* [Document extract]:
-- -- --
Trees and Graphs‎ > ‎

Set Binary Tree Sibling Pointers

Given a binary tree with node structure containing an extra pointer called sib (for sibling) which is currently set to garbage value, write a function which sets the sib pointer to it's immediate right node in the same level. If such node doesn't exist, set sib to null.


                O->null
       / \
      O-->O->null
     /   / \
    O-->O-->O->null
       /
      O->null


void SetTreeSib(Node *root)
{
    root->sib = nullptr;
    SetTreeSibHelper(root);
}
 
void SetTreeSibHelper(Node *n)
{
    if (nullptr == n)
        return;
    if (nullptr != n->right)
        SetNodeSib(n->sib, n->right);
    if (nullptr != n->left)
    {
        if (nullptr != n->right)
-- -- --
* [Assigned task]: Print the binary tree sibling pointer text in full, reproducing every character unchanged. Work only from the text above.

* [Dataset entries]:
-- -- --
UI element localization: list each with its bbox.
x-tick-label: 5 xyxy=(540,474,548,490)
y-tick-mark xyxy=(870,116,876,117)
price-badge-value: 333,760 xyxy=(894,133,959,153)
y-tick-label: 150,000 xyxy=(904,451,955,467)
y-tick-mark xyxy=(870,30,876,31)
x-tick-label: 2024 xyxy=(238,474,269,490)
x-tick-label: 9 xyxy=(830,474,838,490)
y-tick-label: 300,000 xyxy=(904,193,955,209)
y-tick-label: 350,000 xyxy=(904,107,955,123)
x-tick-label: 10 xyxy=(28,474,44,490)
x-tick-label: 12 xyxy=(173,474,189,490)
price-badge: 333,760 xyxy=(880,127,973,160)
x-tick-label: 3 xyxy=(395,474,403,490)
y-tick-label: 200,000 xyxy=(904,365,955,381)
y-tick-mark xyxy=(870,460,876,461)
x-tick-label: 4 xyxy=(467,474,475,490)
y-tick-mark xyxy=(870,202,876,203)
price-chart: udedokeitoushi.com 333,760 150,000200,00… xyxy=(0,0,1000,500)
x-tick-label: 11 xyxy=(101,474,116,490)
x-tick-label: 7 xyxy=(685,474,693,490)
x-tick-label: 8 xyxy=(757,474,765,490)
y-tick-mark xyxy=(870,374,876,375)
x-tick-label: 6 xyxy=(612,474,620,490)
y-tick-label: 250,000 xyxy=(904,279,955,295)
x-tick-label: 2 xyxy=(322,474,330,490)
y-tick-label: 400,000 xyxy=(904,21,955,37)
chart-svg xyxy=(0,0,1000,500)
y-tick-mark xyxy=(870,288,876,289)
-- -- --
* [The completed task]:
Trees and Graphs‎ > ‎

Set Binary Tree Sibling Pointers

Given a binary tree with node structure containing an extra pointer called sib (for sibling) which is currently set to garbage value, write a function which sets the sib pointer to it's immediate right node in the same level. If such node doesn't exist, set sib to null.


                O->null
       / \
      O-->O->null
     /   / \
    O-->O-->O->null
       /
      O->null


void SetTreeSib(Node *root)
{
    root->sib = nullptr;
    SetTreeSibHelper(root);
}
 
void SetTreeSibHelper(Node *n)
{
    if (nullptr == n)
        return;
    if (nullptr != n->right)
        SetNodeSib(n->sib, n->right);
    if (nullptr != n->left)
    {
        if (nullptr != n->right)